■ **Task directions**:
According to the comment thread on Hazel and American history, what name did the US give its war with the Native Peoples?

■ **Text section**:
........
This is right on. This makes me think of Nigerian writer Chimamanda Adichie who speaks of the power structure inherent in storytelling. Her Ted talk is well worth a watch.

This Anonymous post, however, illustrates how ignorant we are of our own history:

"I don't get the comparison to the Holocaust. That was intentional genocide. Smallpox were a unintended consequence of the Europeans coming to America."

Yes, the US did practice intentional genocide against Native American peoples. We were engaged in war with the Native Peoples of this country. It was a war over territory. The US referred to it as the Indian Wars. And they most certainly did engage in biological warfare. They gave smallpox infected blankets as gifts to tribes who were freezing because they had burned them out of their homes. In my region an infected prisoner was brought to shore, taken at gunpoint from house to house and returned to ship quarantine. If he survived, he was guaranteed his freedom for his act of loyalty to his country. My late father-in-law, who survived the epidemic this initiated, witnessed this act. If this is not an intentional attempt at genocide, I guess I don't understand the definition of genocide.

But actually--back to the text at hand--Hazel was showing both her precocity in understanding anything at all about this history--most kids don't. But she was also confused in her understanding of who did what and as she is an otherwise a really gifted kid, this tells us a lot about what we don't know about our own history. And, as Edmund Burke says, "those who don't know history are doomed to repeat it."

Yeah, I suppose this is simplistic, but seriously, think about it.

Anonymous said...

I'm sorry but you seem to be set on willfully misunderstanding this comment.

As has been said, the whole point is that Hazel is agreeing its ridiculous to celebrate someone who did horrible things, yet it happens every year. A man who slaughtered, enslaved and raped, as well as acting as a vector for a disease that killed countless, is celebrated in America even though those acts are monstrosities by any current day perspective. Hazel is absolutely rejecting and calling into question a system that fails to recognize how horrid that is. Context does matter, and to claim otherwise is absolutely ridiculous and ignorant.
........
■ **Record set**:
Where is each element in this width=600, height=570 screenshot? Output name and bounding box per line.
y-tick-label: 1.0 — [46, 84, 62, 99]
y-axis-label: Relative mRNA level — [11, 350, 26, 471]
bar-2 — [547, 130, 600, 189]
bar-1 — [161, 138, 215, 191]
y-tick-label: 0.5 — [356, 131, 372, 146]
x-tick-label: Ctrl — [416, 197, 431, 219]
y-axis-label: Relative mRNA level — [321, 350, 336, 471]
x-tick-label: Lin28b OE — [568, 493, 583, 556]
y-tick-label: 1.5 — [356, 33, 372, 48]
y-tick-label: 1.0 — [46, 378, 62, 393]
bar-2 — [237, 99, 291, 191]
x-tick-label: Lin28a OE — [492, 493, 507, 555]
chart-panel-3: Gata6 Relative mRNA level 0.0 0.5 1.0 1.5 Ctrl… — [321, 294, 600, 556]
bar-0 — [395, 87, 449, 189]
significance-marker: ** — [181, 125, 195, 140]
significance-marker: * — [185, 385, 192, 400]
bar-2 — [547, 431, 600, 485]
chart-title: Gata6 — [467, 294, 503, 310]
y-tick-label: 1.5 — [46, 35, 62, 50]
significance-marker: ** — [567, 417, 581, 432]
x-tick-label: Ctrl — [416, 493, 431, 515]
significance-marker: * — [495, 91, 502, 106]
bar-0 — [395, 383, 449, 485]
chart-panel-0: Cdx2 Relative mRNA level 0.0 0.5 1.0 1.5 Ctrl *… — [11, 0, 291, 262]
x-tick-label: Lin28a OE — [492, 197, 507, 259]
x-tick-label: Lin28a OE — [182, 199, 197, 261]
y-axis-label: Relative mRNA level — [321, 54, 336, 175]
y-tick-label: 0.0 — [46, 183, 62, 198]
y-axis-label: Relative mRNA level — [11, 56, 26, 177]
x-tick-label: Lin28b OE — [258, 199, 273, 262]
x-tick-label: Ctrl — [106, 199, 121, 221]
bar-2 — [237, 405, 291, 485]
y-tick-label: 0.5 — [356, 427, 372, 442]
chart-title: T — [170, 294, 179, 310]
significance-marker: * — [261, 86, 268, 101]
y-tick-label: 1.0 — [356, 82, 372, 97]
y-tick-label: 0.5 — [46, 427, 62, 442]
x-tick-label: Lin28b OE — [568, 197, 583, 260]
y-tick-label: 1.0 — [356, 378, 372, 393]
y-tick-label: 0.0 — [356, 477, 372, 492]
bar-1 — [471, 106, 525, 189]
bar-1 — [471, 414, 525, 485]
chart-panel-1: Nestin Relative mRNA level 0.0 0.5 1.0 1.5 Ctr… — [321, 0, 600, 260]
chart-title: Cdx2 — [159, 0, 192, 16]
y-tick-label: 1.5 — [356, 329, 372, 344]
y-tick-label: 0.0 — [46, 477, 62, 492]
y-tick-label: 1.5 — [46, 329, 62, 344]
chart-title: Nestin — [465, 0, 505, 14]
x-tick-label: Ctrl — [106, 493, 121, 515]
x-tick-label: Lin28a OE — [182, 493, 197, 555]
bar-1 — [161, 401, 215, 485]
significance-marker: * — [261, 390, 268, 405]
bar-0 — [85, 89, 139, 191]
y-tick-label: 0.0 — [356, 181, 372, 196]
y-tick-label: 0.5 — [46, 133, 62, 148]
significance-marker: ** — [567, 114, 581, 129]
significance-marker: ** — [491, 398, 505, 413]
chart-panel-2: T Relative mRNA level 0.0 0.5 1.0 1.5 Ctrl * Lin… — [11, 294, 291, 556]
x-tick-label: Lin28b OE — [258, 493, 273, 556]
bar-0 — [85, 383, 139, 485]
........
■ **Task solution**:
The Indian Wars.